*Prompt*:
Read the lines below. Copy out any that hold the string "stanovena".

*Data excerpts*:
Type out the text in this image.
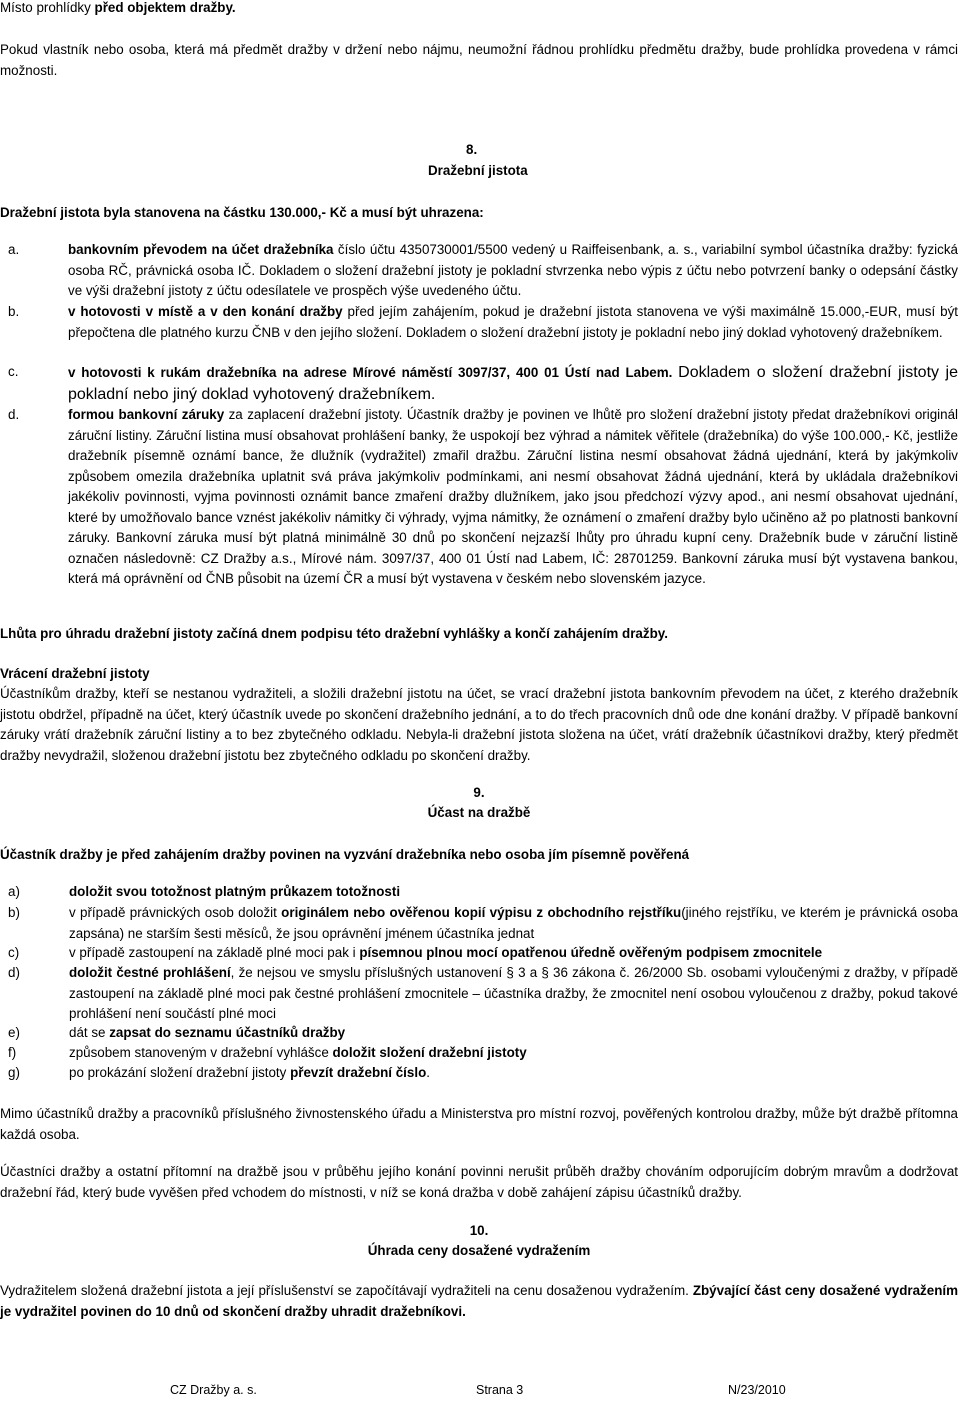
Místo prohlídky před objektem dražby.
Pokud vlastník nebo osoba, která má předmět dražby v držení nebo nájmu, neumožní řádnou prohlídku předmětu dražby, bude prohlídka provedena v rámci možnosti.
8.
Dražební jistota
Dražební jistota byla stanovena na částku 130.000,- Kč a musí být uhrazena:
a.	bankovním převodem na účet dražebníka číslo účtu 4350730001/5500 vedený u Raiffeisenbank, a. s., variabilní symbol účastníka dražby: fyzická osoba RČ, právnická osoba IČ. Dokladem o složení dražební jistoty je pokladní stvrzenka nebo výpis z účtu nebo potvrzení banky o odepsání částky ve výši dražební jistoty z účtu odesílatele ve prospěch výše uvedeného účtu.
b.	v hotovosti v místě a v den konání dražby před jejím zahájením, pokud je dražební jistota stanovena ve výši maximálně 15.000,-EUR, musí být přepočtena dle platného kurzu ČNB v den jejího složení. Dokladem o složení dražební jistoty je pokladní nebo jiný doklad vyhotovený dražebníkem.
c.	v hotovosti k rukám dražebníka na adrese Mírové náměstí 3097/37, 400 01 Ústí nad Labem. Dokladem o složení dražební jistoty je pokladní nebo jiný doklad vyhotovený dražebníkem.
d.	formou bankovní záruky za zaplacení dražební jistoty. Účastník dražby je povinen ve lhůtě pro složení dražební jistoty předat dražebníkovi originál záruční listiny. Záruční listina musí obsahovat prohlášení banky, že uspokojí bez výhrad a námitek věřitele (dražebníka) do výše 100.000,- Kč, jestliže dražebník písemně oznámí bance, že dlužník (vydražitel) zmařil dražbu. Záruční listina nesmí obsahovat žádná ujednání, která by jakýmkoliv způsobem omezila dražebníka uplatnit svá práva jakýmkoliv podmínkami, ani nesmí obsahovat žádná ujednání, která by ukládala dražebníkovi jakékoliv povinnosti, vyjma povinnosti oznámit bance zmaření dražby dlužníkem, jako jsou předchozí výzvy apod., ani nesmí obsahovat ujednání, které by umožňovalo bance vznést jakékoliv námitky či výhrady, vyjma námitky, že oznámení o zmaření dražby bylo učiněno až po platnosti bankovní záruky. Bankovní záruka musí být platná minimálně 30 dnů po skončení nejzazší lhůty pro úhradu kupní ceny. Dražebník bude v záruční listině označen následovně: CZ Dražby a.s., Mírové nám. 3097/37, 400 01 Ústí nad Labem, IČ: 28701259. Bankovní záruka musí být vystavena bankou, která má oprávnění od ČNB působit na území ČR a musí být vystavena v českém nebo slovenském jazyce.
Lhůta pro úhradu dražební jistoty začíná dnem podpisu této dražební vyhlášky a končí zahájením dražby.
Vrácení dražební jistoty
Účastníkům dražby, kteří se nestanou vydražiteli, a složili dražební jistotu na účet, se vrací dražební jistota bankovním převodem na účet, z kterého dražebník jistotu obdržel, případně na účet, který účastník uvede po skončení dražebního jednání, a to do třech pracovních dnů ode dne konání dražby. V případě bankovní záruky vrátí dražebník záruční listiny a to bez zbytečného odkladu. Nebyla-li dražební jistota složena na účet, vrátí dražebník účastníkovi dražby, který předmět dražby nevydražil, složenou dražební jistotu bez zbytečného odkladu po skončení dražby.
9.
Účast na dražbě
Účastník dražby je před zahájením dražby povinen na vyzvání dražebníka nebo osoba jím písemně pověřená
a)	doložit svou totožnost platným průkazem totožnosti
b)	v případě právnických osob doložit originálem nebo ověřenou kopií výpisu z obchodního rejstříku(jiného rejstříku, ve kterém je právnická osoba zapsána) ne starším šesti měsíců, že jsou oprávnění jménem účastníka jednat
c)	v případě zastoupení na základě plné moci pak i písemnou plnou mocí opatřenou úředně ověřeným podpisem zmocnitele
d)	doložit čestné prohlášení, že nejsou ve smyslu příslušných ustanovení § 3 a § 36 zákona č. 26/2000 Sb. osobami vyloučenými z dražby, v případě zastoupení na základě plné moci pak čestné prohlášení zmocnitele – účastníka dražby, že zmocnitel není osobou vyloučenou z dražby, pokud takové prohlášení není součástí plné moci
e)	dát se zapsat do seznamu účastníků dražby
f)	způsobem stanoveným v dražební vyhlášce doložit složení dražební jistoty
g)	po prokázání složení dražební jistoty převzít dražební číslo.
Mimo účastníků dražby a pracovníků příslušného živnostenského úřadu a Ministerstva pro místní rozvoj, pověřených kontrolou dražby, může být dražbě přítomna každá osoba.
Účastníci dražby a ostatní přítomní na dražbě jsou v průběhu jejího konání povinni nerušit průběh dražby chováním odporujícím dobrým mravům a dodržovat dražební řád, který bude vyvěšen před vchodem do místnosti, v níž se koná dražba v době zahájení zápisu účastníků dražby.
10.
Úhrada ceny dosažené vydražením
Vydražitelem složená dražební jistota a její příslušenství se započítávají vydražiteli na cenu dosaženou vydražením. Zbývající část ceny dosažené vydražením je vydražitel povinen do 10 dnů od skončení dražby uhradit dražebníkovi.
CZ Dražby a. s.	Strana 3	N/23/2010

*Task result*:
Dražební jistota byla stanovena na částku 130.000,- Kč a musí být uhrazena:
b.	v hotovosti v místě a v den konání dražby před jejím zahájením, pokud je dražební jistota stanovena ve výši maximálně 15.000,-EUR, musí být přepočtena dle platného kurzu ČNB v den jejího složení. Dokladem o složení dražební jistoty je pokladní nebo jiný doklad vyhotovený dražebníkem.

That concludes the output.